• [Exercise brief]: Print all the records exactly, please.
Start of Extracted records
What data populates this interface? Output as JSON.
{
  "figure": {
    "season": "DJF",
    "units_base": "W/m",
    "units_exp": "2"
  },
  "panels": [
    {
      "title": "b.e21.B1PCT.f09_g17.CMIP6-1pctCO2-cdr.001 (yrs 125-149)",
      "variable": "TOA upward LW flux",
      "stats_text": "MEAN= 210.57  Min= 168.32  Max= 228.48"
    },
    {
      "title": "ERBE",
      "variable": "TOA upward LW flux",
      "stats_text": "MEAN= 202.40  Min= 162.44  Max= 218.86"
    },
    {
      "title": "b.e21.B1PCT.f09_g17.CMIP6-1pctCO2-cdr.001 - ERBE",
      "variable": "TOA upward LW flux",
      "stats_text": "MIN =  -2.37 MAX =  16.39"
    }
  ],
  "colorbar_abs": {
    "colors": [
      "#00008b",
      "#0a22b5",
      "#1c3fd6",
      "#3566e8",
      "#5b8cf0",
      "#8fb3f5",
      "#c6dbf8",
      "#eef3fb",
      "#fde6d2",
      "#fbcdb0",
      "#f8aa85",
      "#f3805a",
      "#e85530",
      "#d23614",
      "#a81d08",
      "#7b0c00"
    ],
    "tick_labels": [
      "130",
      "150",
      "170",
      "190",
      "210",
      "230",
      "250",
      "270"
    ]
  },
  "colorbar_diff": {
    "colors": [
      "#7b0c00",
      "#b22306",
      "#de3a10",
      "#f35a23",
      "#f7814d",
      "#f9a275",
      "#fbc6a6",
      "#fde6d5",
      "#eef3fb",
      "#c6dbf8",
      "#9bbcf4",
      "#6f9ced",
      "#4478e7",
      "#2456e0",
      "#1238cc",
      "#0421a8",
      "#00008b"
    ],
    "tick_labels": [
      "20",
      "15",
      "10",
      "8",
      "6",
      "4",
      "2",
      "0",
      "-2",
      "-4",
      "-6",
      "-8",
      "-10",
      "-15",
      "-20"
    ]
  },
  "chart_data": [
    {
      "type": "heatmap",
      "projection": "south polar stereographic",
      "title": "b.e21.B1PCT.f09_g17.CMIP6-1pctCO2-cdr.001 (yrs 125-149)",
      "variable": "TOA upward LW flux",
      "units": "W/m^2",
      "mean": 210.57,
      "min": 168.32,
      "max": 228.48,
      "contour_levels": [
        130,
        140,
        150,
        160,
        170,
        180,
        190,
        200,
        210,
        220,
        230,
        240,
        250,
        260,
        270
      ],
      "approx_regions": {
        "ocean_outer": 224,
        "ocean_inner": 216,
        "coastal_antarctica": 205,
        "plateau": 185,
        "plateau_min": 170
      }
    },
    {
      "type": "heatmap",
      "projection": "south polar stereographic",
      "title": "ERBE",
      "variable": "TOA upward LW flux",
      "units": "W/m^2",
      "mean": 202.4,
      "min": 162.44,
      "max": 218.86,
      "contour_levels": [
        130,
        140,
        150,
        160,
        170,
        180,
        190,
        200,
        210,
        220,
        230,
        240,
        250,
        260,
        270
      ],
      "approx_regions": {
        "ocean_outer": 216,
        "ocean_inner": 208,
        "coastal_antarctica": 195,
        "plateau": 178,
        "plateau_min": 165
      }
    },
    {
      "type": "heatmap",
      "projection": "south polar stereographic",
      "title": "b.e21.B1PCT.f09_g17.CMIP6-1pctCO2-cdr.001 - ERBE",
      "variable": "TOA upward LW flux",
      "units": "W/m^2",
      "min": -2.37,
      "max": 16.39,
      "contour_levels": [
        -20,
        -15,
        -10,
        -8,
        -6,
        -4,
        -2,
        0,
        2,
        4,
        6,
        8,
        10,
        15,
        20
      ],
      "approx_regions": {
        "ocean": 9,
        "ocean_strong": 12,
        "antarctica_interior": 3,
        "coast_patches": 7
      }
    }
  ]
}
End of Extracted records
• [Finished exercise]:
What data populates this interface? Output as JSON.
{
  "figure": {
    "season": "DJF",
    "units_base": "W/m",
    "units_exp": "2"
  },
  "panels": [
    {
      "title": "b.e21.B1PCT.f09_g17.CMIP6-1pctCO2-cdr.001 (yrs 125-149)",
      "variable": "TOA upward LW flux",
      "stats_text": "MEAN= 210.57  Min= 168.32  Max= 228.48"
    },
    {
      "title": "ERBE",
      "variable": "TOA upward LW flux",
      "stats_text": "MEAN= 202.40  Min= 162.44  Max= 218.86"
    },
    {
      "title": "b.e21.B1PCT.f09_g17.CMIP6-1pctCO2-cdr.001 - ERBE",
      "variable": "TOA upward LW flux",
      "stats_text": "MIN =  -2.37 MAX =  16.39"
    }
  ],
  "colorbar_abs": {
    "colors": [
      "#00008b",
      "#0a22b5",
      "#1c3fd6",
      "#3566e8",
      "#5b8cf0",
      "#8fb3f5",
      "#c6dbf8",
      "#eef3fb",
      "#fde6d2",
      "#fbcdb0",
      "#f8aa85",
      "#f3805a",
      "#e85530",
      "#d23614",
      "#a81d08",
      "#7b0c00"
    ],
    "tick_labels": [
      "130",
      "150",
      "170",
      "190",
      "210",
      "230",
      "250",
      "270"
    ]
  },
  "colorbar_diff": {
    "colors": [
      "#7b0c00",
      "#b22306",
      "#de3a10",
      "#f35a23",
      "#f7814d",
      "#f9a275",
      "#fbc6a6",
      "#fde6d5",
      "#eef3fb",
      "#c6dbf8",
      "#9bbcf4",
      "#6f9ced",
      "#4478e7",
      "#2456e0",
      "#1238cc",
      "#0421a8",
      "#00008b"
    ],
    "tick_labels": [
      "20",
      "15",
      "10",
      "8",
      "6",
      "4",
      "2",
      "0",
      "-2",
      "-4",
      "-6",
      "-8",
      "-10",
      "-15",
      "-20"
    ]
  },
  "chart_data": [
    {
      "type": "heatmap",
      "projection": "south polar stereographic",
      "title": "b.e21.B1PCT.f09_g17.CMIP6-1pctCO2-cdr.001 (yrs 125-149)",
      "variable": "TOA upward LW flux",
      "units": "W/m^2",
      "mean": 210.57,
      "min": 168.32,
      "max": 228.48,
      "contour_levels": [
        130,
        140,
        150,
        160,
        170,
        180,
        190,
        200,
        210,
        220,
        230,
        240,
        250,
        260,
        270
      ],
      "approx_regions": {
        "ocean_outer": 224,
        "ocean_inner": 216,
        "coastal_antarctica": 205,
        "plateau": 185,
        "plateau_min": 170
      }
    },
    {
      "type": "heatmap",
      "projection": "south polar stereographic",
      "title": "ERBE",
      "variable": "TOA upward LW flux",
      "units": "W/m^2",
      "mean": 202.4,
      "min": 162.44,
      "max": 218.86,
      "contour_levels": [
        130,
        140,
        150,
        160,
        170,
        180,
        190,
        200,
        210,
        220,
        230,
        240,
        250,
        260,
        270
      ],
      "approx_regions": {
        "ocean_outer": 216,
        "ocean_inner": 208,
        "coastal_antarctica": 195,
        "plateau": 178,
        "plateau_min": 165
      }
    },
    {
      "type": "heatmap",
      "projection": "south polar stereographic",
      "title": "b.e21.B1PCT.f09_g17.CMIP6-1pctCO2-cdr.001 - ERBE",
      "variable": "TOA upward LW flux",
      "units": "W/m^2",
      "min": -2.37,
      "max": 16.39,
      "contour_levels": [
        -20,
        -15,
        -10,
        -8,
        -6,
        -4,
        -2,
        0,
        2,
        4,
        6,
        8,
        10,
        15,
        20
      ],
      "approx_regions": {
        "ocean": 9,
        "ocean_strong": 12,
        "antarctica_interior": 3,
        "coast_patches": 7
      }
    }
  ]
}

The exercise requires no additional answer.